• [To do]: State how many lines of the data below contain the string "全降雨事象数", treating case as significant. Give only the number.

Spatial layout data:
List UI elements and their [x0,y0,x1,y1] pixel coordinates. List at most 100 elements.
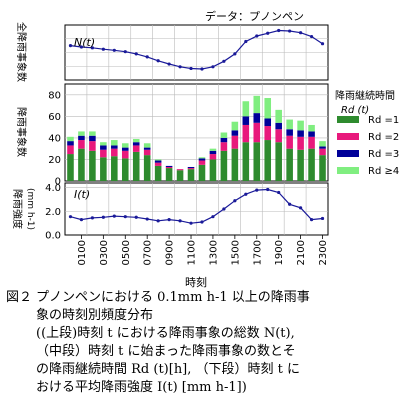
n-t-point [244,39,248,44]
i-t-point [255,188,259,192]
bar-segment [308,124,315,132]
bar-segment [231,130,239,136]
n-t-point [309,34,314,39]
legend-title: 降雨継続時間 [335,89,395,102]
bar-segment [132,142,140,146]
bar-segment [209,148,217,151]
source-label: データ：プノンペン [205,9,304,23]
bar-segment [198,164,206,181]
bar-segment [319,155,326,181]
figure: データ：プノンペン N(t) 全降雨事象数 0 20 40 60 80 降雨事象数 降雨… [11,9,399,289]
bar-segment [220,150,228,181]
y-tick-label: 20 [48,155,61,166]
bar-segment [67,136,74,142]
legend-swatch [337,133,359,140]
figure-caption: 図２ プノンペンにおける 0.1mm h-1 以上の降雨事 象の時刻別頻度分布 … [6,289,412,397]
bar-segment [297,130,304,137]
i-t-points [68,187,325,225]
bar-segment [220,137,228,143]
n-t-point [134,52,138,56]
bar-segment [275,109,282,123]
bar-segment [100,157,107,181]
i-t-point [222,207,226,211]
bar-segment [242,116,250,125]
bar-segment [111,145,118,149]
i-t-point [178,219,182,223]
x-tick-label: 1900 [274,240,285,265]
bottom-grid [65,183,328,235]
bar-segment [121,147,129,151]
bar-segment [308,148,315,181]
bar-segment [286,119,293,130]
bar-segment [187,166,195,169]
bar-segment [67,145,74,155]
bar-segment [121,143,129,148]
i-t-point [266,187,270,192]
bar-segment [187,168,195,170]
bar-segment [111,156,118,181]
bar-segment [89,135,96,142]
bar-segment [209,154,217,160]
bar-segment [220,132,228,138]
bar-segment [198,157,206,159]
y-tick-label: 80 [48,90,61,101]
i-t-point [145,217,149,221]
middle-panel: 0 20 40 60 80 降雨事象数 [15,83,329,188]
bar-segment [253,122,261,143]
bar-segment [275,142,282,181]
x-tick-label: 0500 [121,240,132,265]
x-axis-label: 時刻 [185,275,207,289]
i-t-point [101,215,105,219]
stacked-bars [67,95,326,181]
n-t-point [156,59,160,63]
legend-label: Rd =3 [368,149,399,160]
bar-segment [275,129,282,143]
bar-segment [242,142,250,181]
bar-segment [121,158,129,181]
bar-segment [264,140,272,181]
bar-segment [111,148,118,157]
bar-segment [100,149,107,158]
legend-subtitle: Rd (t) [341,105,369,116]
bar-segment [154,159,162,161]
n-t-point [145,55,149,59]
x-tick-label: 1100 [187,240,198,265]
i-t-point [189,221,193,225]
i-t-point [167,218,171,222]
i-t-point [200,220,204,224]
bottom-y-ticks: 0.0 2.0 4.0 [45,183,61,241]
bar-segment [242,101,250,117]
caption-line-3: ((上段)時刻 t における降雨事象の総数 N(t), [36,326,295,341]
y-tick-label: 0 [55,177,61,188]
legend-swatch [337,167,359,174]
n-t-point [211,65,215,69]
bar-segment [275,122,282,130]
top-ylabel: 全降雨事象数 [15,22,28,82]
i-t-point [320,216,325,221]
bar-segment [143,149,151,156]
bar-segment [154,162,162,166]
n-t-point [79,45,84,49]
n-t-point [233,52,237,56]
bar-segment [253,142,261,181]
bar-segment [231,121,239,131]
bar-segment [308,131,315,137]
bar-segment [253,95,261,114]
bar-segment [132,145,140,152]
bar-segment [89,150,96,181]
bar-segment [319,148,326,156]
bar-segment [132,151,140,181]
n-t-point [320,42,325,46]
y-tick-label: 60 [48,112,61,123]
bar-segment [78,131,85,136]
bar-segment [176,170,184,181]
i-t-point [288,202,292,206]
bar-segment [286,135,293,149]
bar-segment [308,136,315,149]
bar-segment [297,120,304,131]
x-tick-label: 1700 [252,240,263,265]
legend-label: Rd =1 [368,115,399,126]
bar-segment [89,131,96,136]
bar-segment [198,160,206,165]
bar-segment [165,168,173,181]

• [Full response]: 2